Look below and pull out each line with the word "JSON".

(Records from a data source)

=-=-=-=-=

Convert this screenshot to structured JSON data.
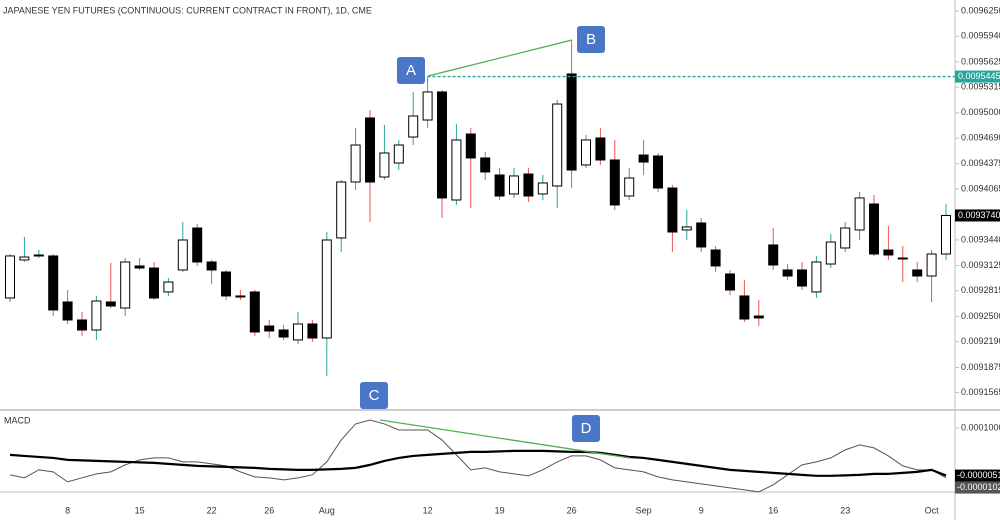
{
  "chart_data": [
    {
      "type": "candlestick",
      "title": "JAPANESE YEN FUTURES (CONTINUOUS: CURRENT CONTRACT IN FRONT), 1D, CME",
      "categories": [
        null,
        null,
        null,
        null,
        "8",
        null,
        null,
        null,
        null,
        "15",
        null,
        null,
        null,
        null,
        "22",
        null,
        null,
        null,
        "26",
        null,
        null,
        null,
        "Aug",
        null,
        null,
        null,
        null,
        null,
        null,
        "12",
        null,
        null,
        null,
        null,
        "19",
        null,
        null,
        null,
        null,
        "26",
        null,
        null,
        null,
        null,
        "Sep",
        null,
        null,
        null,
        "9",
        null,
        null,
        null,
        null,
        "16",
        null,
        null,
        null,
        null,
        "23",
        null,
        null,
        null,
        null,
        null,
        "Oct",
        null
      ],
      "open": [
        0.0092727,
        0.0093194,
        0.0093243,
        0.0093243,
        0.0092678,
        0.0092457,
        0.0092334,
        0.0092678,
        0.0092604,
        0.009312,
        0.0093095,
        0.0092801,
        0.0093071,
        0.0093586,
        0.0093169,
        0.0093046,
        0.0092752,
        0.0092801,
        0.0092383,
        0.0092334,
        0.0092212,
        0.0092408,
        0.0092236,
        0.0093464,
        0.0094151,
        0.0094937,
        0.0094212,
        0.0094384,
        0.0094703,
        0.0094912,
        0.0095256,
        0.009393,
        0.009474,
        0.0094446,
        0.0094237,
        0.0094004,
        0.0094249,
        0.0094004,
        0.0094102,
        0.0095477,
        0.009436,
        0.0094691,
        0.0094421,
        0.0093979,
        0.0094482,
        0.009447,
        0.0094077,
        0.0093562,
        0.0093648,
        0.0093316,
        0.0093022,
        0.0092752,
        0.0092506,
        0.0093378,
        0.0093071,
        0.0093071,
        0.0092801,
        0.0093144,
        0.0093341,
        0.0093562,
        0.0093881,
        0.0093316,
        0.0093218,
        0.0093071,
        0.0092997,
        0.0093267
      ],
      "high": [
        0.0093267,
        0.0093476,
        0.0093316,
        0.0093267,
        0.0092825,
        0.0092555,
        0.0092752,
        0.0093157,
        0.0093218,
        0.0093218,
        0.0093169,
        0.0092973,
        0.009366,
        0.0093635,
        0.0093194,
        0.0093071,
        0.0092825,
        0.0092825,
        0.0092457,
        0.0092396,
        0.0092555,
        0.0092457,
        0.0093537,
        0.0094176,
        0.0094814,
        0.0095035,
        0.0094851,
        0.0094667,
        0.0095256,
        0.0095445,
        0.009528,
        0.0094863,
        0.0094814,
        0.0094519,
        0.0094323,
        0.0094323,
        0.0094323,
        0.0094237,
        0.0095158,
        0.0095894,
        0.0094728,
        0.0094814,
        0.0094667,
        0.0094323,
        0.0094667,
        0.0094507,
        0.0094114,
        0.0093807,
        0.0093709,
        0.0093365,
        0.0093071,
        0.0092948,
        0.0092702,
        0.0093586,
        0.0093144,
        0.0093169,
        0.0093243,
        0.0093513,
        0.009366,
        0.0094028,
        0.0093991,
        0.0093611,
        0.0093365,
        0.0093169,
        0.0093316,
        0.0093881
      ],
      "low": [
        0.0092678,
        0.0093169,
        0.0093218,
        0.0092506,
        0.0092408,
        0.0092261,
        0.0092212,
        0.0092604,
        0.0092506,
        0.0093071,
        0.0092702,
        0.0092752,
        0.0093046,
        0.009312,
        0.0092899,
        0.0092702,
        0.0092702,
        0.0092261,
        0.0092236,
        0.0092212,
        0.0092162,
        0.0092187,
        0.009177,
        0.0093292,
        0.0094053,
        0.009366,
        0.0094176,
        0.0094298,
        0.0094605,
        0.0094814,
        0.0093709,
        0.0093869,
        0.0093832,
        0.0094176,
        0.009393,
        0.0093955,
        0.0093905,
        0.009393,
        0.0093832,
        0.0094077,
        0.0094323,
        0.009436,
        0.0093807,
        0.009393,
        0.0094237,
        0.0094028,
        0.0093292,
        0.0093439,
        0.0093292,
        0.0093046,
        0.0092764,
        0.0092432,
        0.0092383,
        0.0093071,
        0.0092948,
        0.0092825,
        0.0092727,
        0.0093095,
        0.0093292,
        0.0093439,
        0.0093243,
        0.0093194,
        0.0092923,
        0.0092923,
        0.0092678,
        0.0093194
      ],
      "close": [
        0.0093243,
        0.009323,
        0.0093255,
        0.009258,
        0.0092457,
        0.0092334,
        0.009269,
        0.0092629,
        0.0093169,
        0.0093095,
        0.0092727,
        0.0092923,
        0.0093439,
        0.0093169,
        0.0093071,
        0.0092752,
        0.0092739,
        0.009231,
        0.0092322,
        0.0092248,
        0.0092408,
        0.0092236,
        0.0093439,
        0.0094151,
        0.0094605,
        0.0094151,
        0.0094507,
        0.0094605,
        0.0094961,
        0.0095256,
        0.0093955,
        0.0094667,
        0.0094446,
        0.0094274,
        0.0093979,
        0.0094225,
        0.0093979,
        0.0094139,
        0.0095108,
        0.0094298,
        0.0094667,
        0.0094421,
        0.0093869,
        0.00942,
        0.0094396,
        0.0094077,
        0.0093537,
        0.0093599,
        0.0093353,
        0.009312,
        0.0092825,
        0.0092469,
        0.0092482,
        0.0093132,
        0.0092997,
        0.0092874,
        0.0093169,
        0.0093414,
        0.0093586,
        0.0093955,
        0.0093267,
        0.0093255,
        0.0093206,
        0.0092997,
        0.0093267,
        0.009374
      ],
      "last_label": "0.0093740",
      "up_color": "#ffffff",
      "down_color": "#000000",
      "border_color": "#000000",
      "wick_up_color": "#26a69a",
      "wick_down_color": "#ef5350",
      "ylim": [
        0.0091352,
        0.0096385
      ],
      "yticks": [
        {
          "value": 0.009625,
          "label": "0.0096250"
        },
        {
          "value": 0.009594,
          "label": "0.0095940"
        },
        {
          "value": 0.0095625,
          "label": "0.0095625"
        },
        {
          "value": 0.0095315,
          "label": "0.0095315"
        },
        {
          "value": 0.0095,
          "label": "0.0095000"
        },
        {
          "value": 0.009469,
          "label": "0.0094690"
        },
        {
          "value": 0.0094375,
          "label": "0.0094375"
        },
        {
          "value": 0.0094065,
          "label": "0.0094065"
        },
        {
          "value": 0.009344,
          "label": "0.0093440"
        },
        {
          "value": 0.0093125,
          "label": "0.0093125"
        },
        {
          "value": 0.0092815,
          "label": "0.0092815"
        },
        {
          "value": 0.00925,
          "label": "0.0092500"
        },
        {
          "value": 0.009219,
          "label": "0.0092190"
        },
        {
          "value": 0.0091875,
          "label": "0.0091875"
        },
        {
          "value": 0.0091565,
          "label": "0.0091565"
        }
      ],
      "hline": {
        "value": 0.0095445,
        "label": "0.0095445",
        "color": "#26a69a"
      },
      "annotations": [
        "A",
        "B"
      ]
    },
    {
      "type": "line",
      "title": "MACD",
      "series": [
        {
          "color": "#555555",
          "width": 1,
          "last_label": "-0.0000102",
          "values": [
            -3.5e-06,
            -1.01e-05,
            7.5e-06,
            3.1e-06,
            -1.9e-05,
            -1.01e-05,
            -1.3e-06,
            3.1e-06,
            1.85e-05,
            2.95e-05,
            3.39e-05,
            3.39e-05,
            2.51e-05,
            2.51e-05,
            2.07e-05,
            1.63e-05,
            3.1e-06,
            -7.9e-06,
            -1.01e-05,
            -1.45e-05,
            -1.01e-05,
            -3.5e-06,
            2.51e-05,
            7.36e-05,
            0.0001089,
            0.0001177,
            0.0001089,
            9.56e-05,
            9.56e-05,
            9.56e-05,
            7.36e-05,
            4.06e-05,
            7.5e-06,
            1.19e-05,
            3.1e-06,
            -1.3e-06,
            -5.7e-06,
            7.5e-06,
            2.51e-05,
            3.83e-05,
            3.83e-05,
            2.95e-05,
            1.19e-05,
            7.5e-06,
            3.1e-06,
            -7.9e-06,
            -1.45e-05,
            -1.9e-05,
            -2.34e-05,
            -2.78e-05,
            -3.22e-05,
            -3.66e-05,
            -4.1e-05,
            -2.56e-05,
            -3.5e-06,
            1.85e-05,
            2.51e-05,
            3.39e-05,
            5.16e-05,
            6.26e-05,
            5.6e-05,
            3.83e-05,
            1.63e-05,
            7.5e-06,
            7.5e-06,
            -1.02e-05
          ]
        },
        {
          "color": "#000000",
          "width": 2.2,
          "last_label": "-0.0000051",
          "values": [
            4.06e-05,
            3.83e-05,
            3.61e-05,
            3.39e-05,
            2.95e-05,
            2.84e-05,
            2.73e-05,
            2.62e-05,
            2.51e-05,
            2.4e-05,
            2.29e-05,
            2.07e-05,
            1.85e-05,
            1.63e-05,
            1.52e-05,
            1.41e-05,
            1.3e-05,
            1.19e-05,
            9.7e-06,
            8.6e-06,
            7.5e-06,
            7.5e-06,
            8.6e-06,
            9.7e-06,
            1.19e-05,
            1.85e-05,
            2.73e-05,
            3.39e-05,
            3.83e-05,
            4.06e-05,
            4.28e-05,
            4.5e-05,
            4.72e-05,
            4.72e-05,
            4.83e-05,
            4.94e-05,
            4.94e-05,
            4.94e-05,
            4.83e-05,
            4.72e-05,
            4.72e-05,
            4.5e-05,
            4.06e-05,
            3.61e-05,
            3.39e-05,
            2.95e-05,
            2.51e-05,
            2.07e-05,
            1.63e-05,
            1.19e-05,
            7.5e-06,
            5.3e-06,
            3.1e-06,
            9e-07,
            -1.3e-06,
            -3.5e-06,
            -5.7e-06,
            -5.7e-06,
            -4.6e-06,
            -3.5e-06,
            -1.3e-06,
            -1.3e-06,
            9e-07,
            3.1e-06,
            7.5e-06,
            -5.1e-06
          ]
        }
      ],
      "ylim": [
        -4.14e-05,
        0.0001353
      ],
      "yticks": [
        {
          "value": 0.0001,
          "label": "0.0001000"
        }
      ],
      "annotations": [
        "C",
        "D"
      ]
    }
  ]
}
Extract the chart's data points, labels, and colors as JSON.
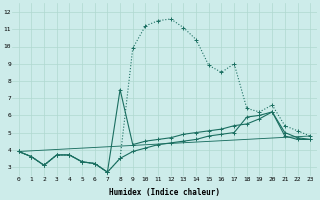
{
  "xlabel": "Humidex (Indice chaleur)",
  "background_color": "#cdecea",
  "grid_color": "#b0d8d0",
  "line_color": "#1a6e60",
  "xlim": [
    -0.5,
    23.5
  ],
  "ylim": [
    2.5,
    12.5
  ],
  "yticks": [
    3,
    4,
    5,
    6,
    7,
    8,
    9,
    10,
    11,
    12
  ],
  "xticks": [
    0,
    1,
    2,
    3,
    4,
    5,
    6,
    7,
    8,
    9,
    10,
    11,
    12,
    13,
    14,
    15,
    16,
    17,
    18,
    19,
    20,
    21,
    22,
    23
  ],
  "series1_x": [
    0,
    1,
    2,
    3,
    4,
    5,
    6,
    7,
    8,
    9,
    10,
    11,
    12,
    13,
    14,
    15,
    16,
    17,
    18,
    19,
    20,
    21,
    22,
    23
  ],
  "series1_y": [
    3.9,
    3.6,
    3.1,
    3.7,
    3.7,
    3.3,
    3.2,
    2.7,
    3.5,
    9.9,
    11.2,
    11.5,
    11.6,
    11.1,
    10.4,
    8.9,
    8.5,
    9.0,
    6.4,
    6.2,
    6.6,
    5.4,
    5.1,
    4.8
  ],
  "series2_x": [
    0,
    1,
    2,
    3,
    4,
    5,
    6,
    7,
    8,
    9,
    10,
    11,
    12,
    13,
    14,
    15,
    16,
    17,
    18,
    19,
    20,
    21,
    22,
    23
  ],
  "series2_y": [
    3.9,
    3.6,
    3.1,
    3.7,
    3.7,
    3.3,
    3.2,
    2.7,
    7.5,
    4.3,
    4.5,
    4.6,
    4.7,
    4.9,
    5.0,
    5.1,
    5.2,
    5.4,
    5.5,
    5.8,
    6.2,
    5.0,
    4.7,
    4.6
  ],
  "series3_x": [
    0,
    1,
    2,
    3,
    4,
    5,
    6,
    7,
    8,
    9,
    10,
    11,
    12,
    13,
    14,
    15,
    16,
    17,
    18,
    19,
    20,
    21,
    22,
    23
  ],
  "series3_y": [
    3.9,
    3.6,
    3.1,
    3.7,
    3.7,
    3.3,
    3.2,
    2.7,
    3.5,
    3.9,
    4.1,
    4.3,
    4.4,
    4.5,
    4.6,
    4.8,
    4.9,
    5.0,
    5.9,
    6.0,
    6.2,
    4.8,
    4.6,
    4.6
  ],
  "series4_x": [
    0,
    23
  ],
  "series4_y": [
    3.9,
    4.8
  ]
}
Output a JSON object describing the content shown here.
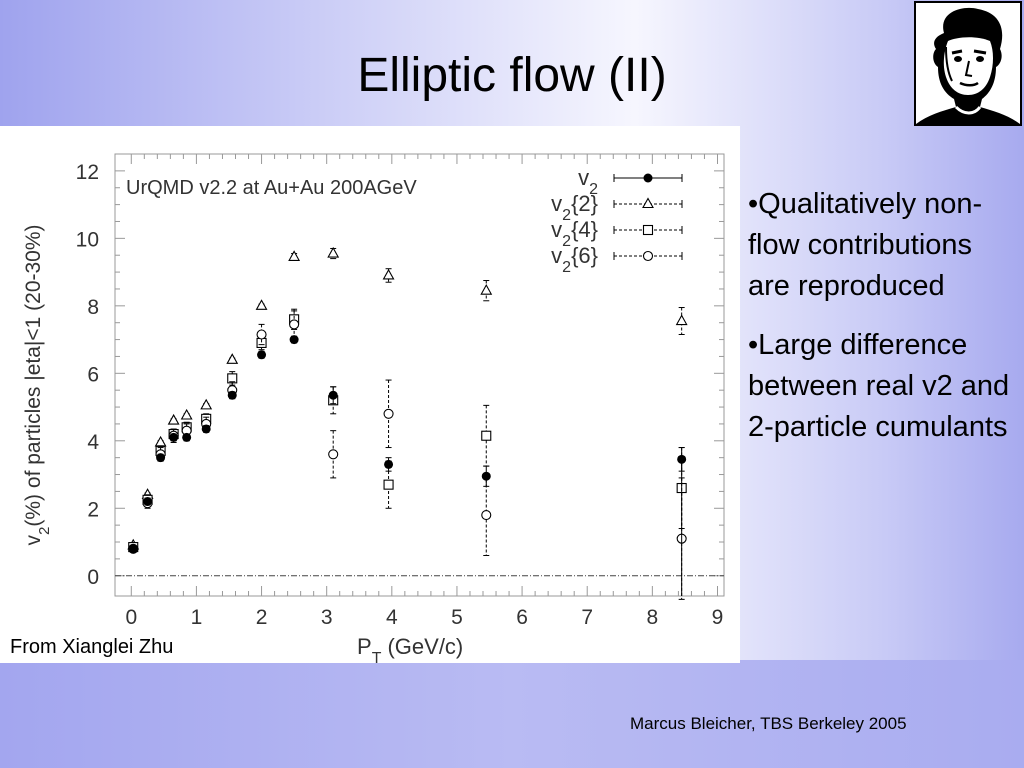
{
  "slide": {
    "title": "Elliptic flow (II)",
    "bullets": [
      "•Qualitatively non-flow contributions are reproduced",
      "•Large difference between real v2 and 2-particle cumulants"
    ],
    "credit": "From Xianglei Zhu",
    "footer": "Marcus Bleicher, TBS Berkeley 2005",
    "logo_icon": "goethe-portrait-icon"
  },
  "chart_data": {
    "type": "scatter",
    "annotation": "UrQMD v2.2 at Au+Au 200AGeV",
    "xlabel": "P_T (GeV/c)",
    "ylabel": "v_2(%) of particles |eta|<1 (20-30%)",
    "xlim": [
      -0.25,
      9.1
    ],
    "ylim": [
      -0.6,
      12.5
    ],
    "xticks": [
      0,
      1,
      2,
      3,
      4,
      5,
      6,
      7,
      8,
      9
    ],
    "yticks": [
      0,
      2,
      4,
      6,
      8,
      10,
      12
    ],
    "grid": false,
    "legend_position": "top-right",
    "series": [
      {
        "name": "v_2",
        "marker": "filled-circle",
        "line": "solid",
        "points": [
          {
            "x": 0.03,
            "y": 0.8,
            "err": 0.1
          },
          {
            "x": 0.25,
            "y": 2.2,
            "err": 0.1
          },
          {
            "x": 0.45,
            "y": 3.5,
            "err": 0.1
          },
          {
            "x": 0.65,
            "y": 4.1,
            "err": 0.1
          },
          {
            "x": 0.85,
            "y": 4.1,
            "err": 0.1
          },
          {
            "x": 1.15,
            "y": 4.35,
            "err": 0.1
          },
          {
            "x": 1.55,
            "y": 5.35,
            "err": 0.1
          },
          {
            "x": 2.0,
            "y": 6.55,
            "err": 0.1
          },
          {
            "x": 2.5,
            "y": 7.0,
            "err": 0.1
          },
          {
            "x": 3.1,
            "y": 5.35,
            "err": 0.25
          },
          {
            "x": 3.95,
            "y": 3.3,
            "err": 0.2
          },
          {
            "x": 5.45,
            "y": 2.95,
            "err": 0.3
          },
          {
            "x": 8.45,
            "y": 3.45,
            "err": 0.35
          }
        ]
      },
      {
        "name": "v_2{2}",
        "marker": "open-triangle",
        "line": "dashed",
        "points": [
          {
            "x": 0.03,
            "y": 0.9,
            "err": 0.05
          },
          {
            "x": 0.25,
            "y": 2.4,
            "err": 0.05
          },
          {
            "x": 0.45,
            "y": 3.95,
            "err": 0.05
          },
          {
            "x": 0.65,
            "y": 4.6,
            "err": 0.05
          },
          {
            "x": 0.85,
            "y": 4.75,
            "err": 0.05
          },
          {
            "x": 1.15,
            "y": 5.05,
            "err": 0.05
          },
          {
            "x": 1.55,
            "y": 6.4,
            "err": 0.05
          },
          {
            "x": 2.0,
            "y": 8.0,
            "err": 0.05
          },
          {
            "x": 2.5,
            "y": 9.45,
            "err": 0.1
          },
          {
            "x": 3.1,
            "y": 9.55,
            "err": 0.15
          },
          {
            "x": 3.95,
            "y": 8.9,
            "err": 0.2
          },
          {
            "x": 5.45,
            "y": 8.45,
            "err": 0.3
          },
          {
            "x": 8.45,
            "y": 7.55,
            "err": 0.4
          }
        ]
      },
      {
        "name": "v_2{4}",
        "marker": "open-square",
        "line": "dashed",
        "points": [
          {
            "x": 0.03,
            "y": 0.85,
            "err": 0.1
          },
          {
            "x": 0.25,
            "y": 2.25,
            "err": 0.15
          },
          {
            "x": 0.45,
            "y": 3.7,
            "err": 0.15
          },
          {
            "x": 0.65,
            "y": 4.2,
            "err": 0.15
          },
          {
            "x": 0.85,
            "y": 4.4,
            "err": 0.15
          },
          {
            "x": 1.15,
            "y": 4.65,
            "err": 0.15
          },
          {
            "x": 1.55,
            "y": 5.85,
            "err": 0.2
          },
          {
            "x": 2.0,
            "y": 6.9,
            "err": 0.2
          },
          {
            "x": 2.5,
            "y": 7.6,
            "err": 0.3
          },
          {
            "x": 3.1,
            "y": 5.2,
            "err": 0.4
          },
          {
            "x": 3.95,
            "y": 2.7,
            "err": 0.7
          },
          {
            "x": 5.45,
            "y": 4.15,
            "err": 0.9
          },
          {
            "x": 8.45,
            "y": 2.6,
            "err": 1.2
          }
        ]
      },
      {
        "name": "v_2{6}",
        "marker": "open-circle",
        "line": "dashed",
        "points": [
          {
            "x": 0.03,
            "y": 0.8,
            "err": 0.1
          },
          {
            "x": 0.25,
            "y": 2.15,
            "err": 0.15
          },
          {
            "x": 0.45,
            "y": 3.6,
            "err": 0.2
          },
          {
            "x": 0.65,
            "y": 4.15,
            "err": 0.2
          },
          {
            "x": 0.85,
            "y": 4.3,
            "err": 0.2
          },
          {
            "x": 1.15,
            "y": 4.5,
            "err": 0.2
          },
          {
            "x": 1.55,
            "y": 5.5,
            "err": 0.25
          },
          {
            "x": 2.0,
            "y": 7.15,
            "err": 0.3
          },
          {
            "x": 2.5,
            "y": 7.45,
            "err": 0.4
          },
          {
            "x": 3.1,
            "y": 3.6,
            "err": 0.7
          },
          {
            "x": 3.95,
            "y": 4.8,
            "err": 1.0
          },
          {
            "x": 5.45,
            "y": 1.8,
            "err": 1.2
          },
          {
            "x": 8.45,
            "y": 1.1,
            "err": 1.8
          }
        ]
      }
    ]
  }
}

=-=-=-=-=

OUTPUT OF THE TASK:
Convert this screenshot to structured JSON data.
Extract the chart's data points, labels, and colors as JSON.
Output a JSON object describing the content shown here.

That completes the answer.